**Problem statement:**
Leaving out the pictures, retype all the material exactly.

*** Extracted entries ***

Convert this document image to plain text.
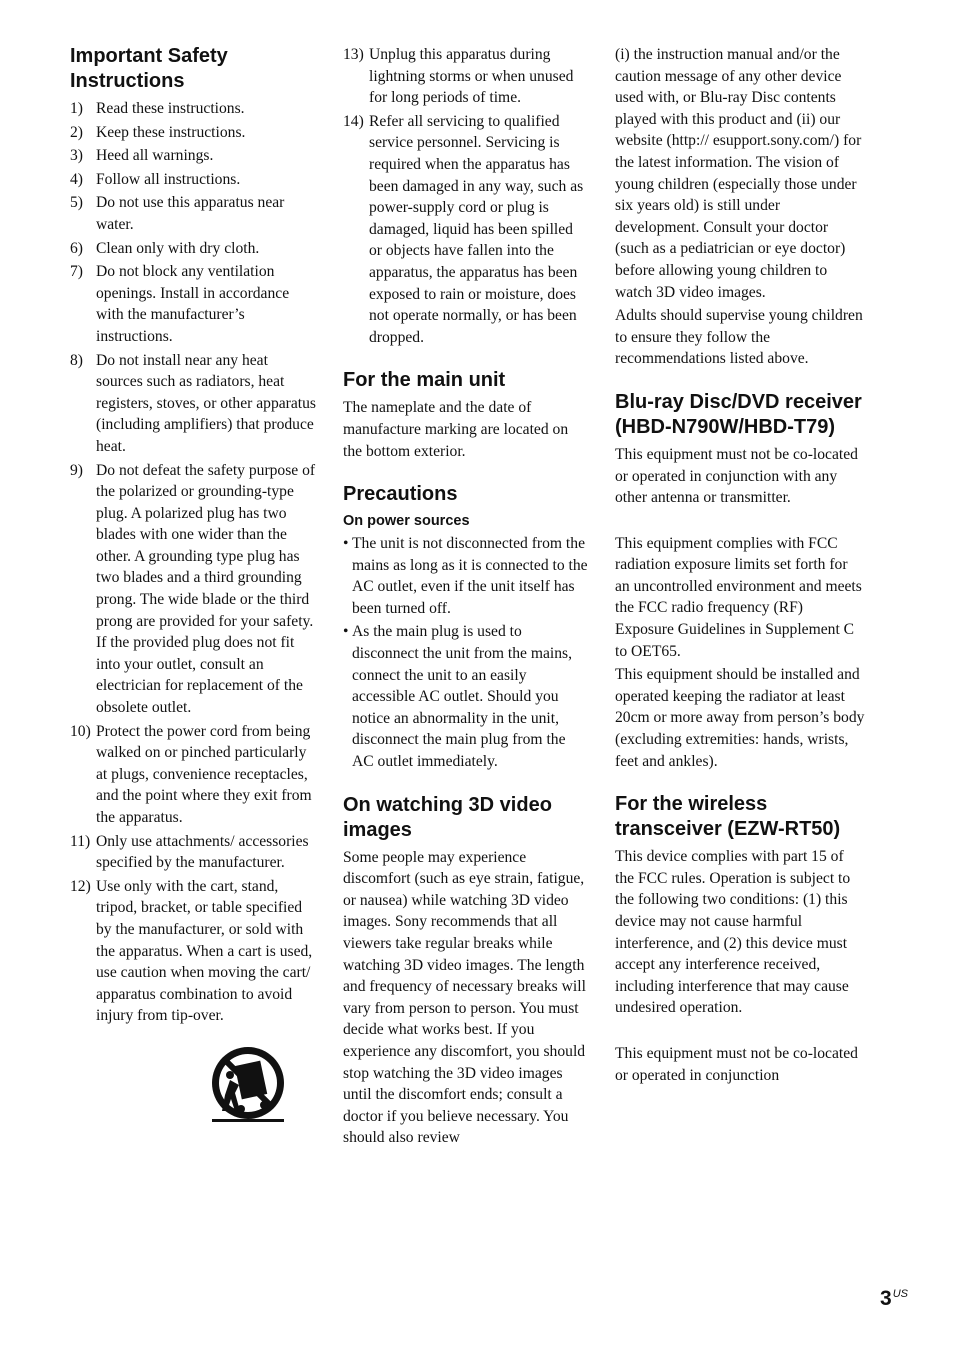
Important Safety Instructions
1) Read these instructions.
2) Keep these instructions.
3) Heed all warnings.
4) Follow all instructions.
5) Do not use this apparatus near water.
6) Clean only with dry cloth.
7) Do not block any ventilation openings. Install in accordance with the manufacturer’s instructions.
8) Do not install near any heat sources such as radiators, heat registers, stoves, or other apparatus (including amplifiers) that produce heat.
9) Do not defeat the safety purpose of the polarized or grounding-type plug. A polarized plug has two blades with one wider than the other. A grounding type plug has two blades and a third grounding prong. The wide blade or the third prong are provided for your safety. If the provided plug does not fit into your outlet, consult an electrician for replacement of the obsolete outlet.
10) Protect the power cord from being walked on or pinched particularly at plugs, convenience receptacles, and the point where they exit from the apparatus.
11) Only use attachments/ accessories specified by the manufacturer.
12) Use only with the cart, stand, tripod, bracket, or table specified by the manufacturer, or sold with the apparatus. When a cart is used, use caution when moving the cart/ apparatus combination to avoid injury from tip-over.
13) Unplug this apparatus during lightning storms or when unused for long periods of time.
14) Refer all servicing to qualified service personnel. Servicing is required when the apparatus has been damaged in any way, such as power-supply cord or plug is damaged, liquid has been spilled or objects have fallen into the apparatus, the apparatus has been exposed to rain or moisture, does not operate normally, or has been dropped.
For the main unit

The nameplate and the date of manufacture marking are located on the bottom exterior.

Precautions
On power sources
• The unit is not disconnected from the mains as long as it is connected to the AC outlet, even if the unit itself has been turned off.
• As the main plug is used to disconnect the unit from the mains, connect the unit to an easily accessible AC outlet. Should you notice an abnormality in the unit, disconnect the main plug from the AC outlet immediately.
On watching 3D video images

Some people may experience discomfort (such as eye strain, fatigue, or nausea) while watching 3D video images. Sony recommends that all viewers take regular breaks while watching 3D video images. The length and frequency of necessary breaks will vary from person to person. You must decide what works best. If you experience any discomfort, you should stop watching the 3D video images until the discomfort ends; consult a doctor if you believe necessary. You should also review

(i) the instruction manual and/or the caution message of any other device used with, or Blu-ray Disc contents played with this product and (ii) our website (http:// esupport.sony.com/) for the latest information. The vision of young children (especially those under six years old) is still under development. Consult your doctor (such as a pediatrician or eye doctor) before allowing young children to watch 3D video images.

Adults should supervise young children to ensure they follow the recommendations listed above.

Blu-ray Disc/DVD receiver (HBD-N790W/HBD-T79)

This equipment must not be co-located or operated in conjunction with any other antenna or transmitter.

This equipment complies with FCC radiation exposure limits set forth for an uncontrolled environment and meets the FCC radio frequency (RF) Exposure Guidelines in Supplement C to OET65.

This equipment should be installed and operated keeping the radiator at least 20cm or more away from person’s body (excluding extremities: hands, wrists, feet and ankles).

For the wireless transceiver (EZW-RT50)

This device complies with part 15 of the FCC rules. Operation is subject to the following two conditions: (1) this device may not cause harmful interference, and (2) this device must accept any interference received, including interference that may cause undesired operation.

This equipment must not be co-located or operated in conjunction

$3^{US}$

***

**Completed task:**
Convert this document image to plain text.
Important Safety Instructions
1) Read these instructions.
2) Keep these instructions.
3) Heed all warnings.
4) Follow all instructions.
5) Do not use this apparatus near water.
6) Clean only with dry cloth.
7) Do not block any ventilation openings. Install in accordance with the manufacturer’s instructions.
8) Do not install near any heat sources such as radiators, heat registers, stoves, or other apparatus (including amplifiers) that produce heat.
9) Do not defeat the safety purpose of the polarized or grounding-type plug. A polarized plug has two blades with one wider than the other. A grounding type plug has two blades and a third grounding prong. The wide blade or the third prong are provided for your safety. If the provided plug does not fit into your outlet, consult an electrician for replacement of the obsolete outlet.
10) Protect the power cord from being walked on or pinched particularly at plugs, convenience receptacles, and the point where they exit from the apparatus.
11) Only use attachments/ accessories specified by the manufacturer.
12) Use only with the cart, stand, tripod, bracket, or table specified by the manufacturer, or sold with the apparatus. When a cart is used, use caution when moving the cart/ apparatus combination to avoid injury from tip-over.
13) Unplug this apparatus during lightning storms or when unused for long periods of time.
14) Refer all servicing to qualified service personnel. Servicing is required when the apparatus has been damaged in any way, such as power-supply cord or plug is damaged, liquid has been spilled or objects have fallen into the apparatus, the apparatus has been exposed to rain or moisture, does not operate normally, or has been dropped.
For the main unit

The nameplate and the date of manufacture marking are located on the bottom exterior.

Precautions
On power sources
• The unit is not disconnected from the mains as long as it is connected to the AC outlet, even if the unit itself has been turned off.
• As the main plug is used to disconnect the unit from the mains, connect the unit to an easily accessible AC outlet. Should you notice an abnormality in the unit, disconnect the main plug from the AC outlet immediately.
On watching 3D video images

Some people may experience discomfort (such as eye strain, fatigue, or nausea) while watching 3D video images. Sony recommends that all viewers take regular breaks while watching 3D video images. The length and frequency of necessary breaks will vary from person to person. You must decide what works best. If you experience any discomfort, you should stop watching the 3D video images until the discomfort ends; consult a doctor if you believe necessary. You should also review

(i) the instruction manual and/or the caution message of any other device used with, or Blu-ray Disc contents played with this product and (ii) our website (http:// esupport.sony.com/) for the latest information. The vision of young children (especially those under six years old) is still under development. Consult your doctor (such as a pediatrician or eye doctor) before allowing young children to watch 3D video images.

Adults should supervise young children to ensure they follow the recommendations listed above.

Blu-ray Disc/DVD receiver (HBD-N790W/HBD-T79)

This equipment must not be co-located or operated in conjunction with any other antenna or transmitter.

This equipment complies with FCC radiation exposure limits set forth for an uncontrolled environment and meets the FCC radio frequency (RF) Exposure Guidelines in Supplement C to OET65.

This equipment should be installed and operated keeping the radiator at least 20cm or more away from person’s body (excluding extremities: hands, wrists, feet and ankles).

For the wireless transceiver (EZW-RT50)

This device complies with part 15 of the FCC rules. Operation is subject to the following two conditions: (1) this device may not cause harmful interference, and (2) this device must accept any interference received, including interference that may cause undesired operation.

This equipment must not be co-located or operated in conjunction

$3^{US}$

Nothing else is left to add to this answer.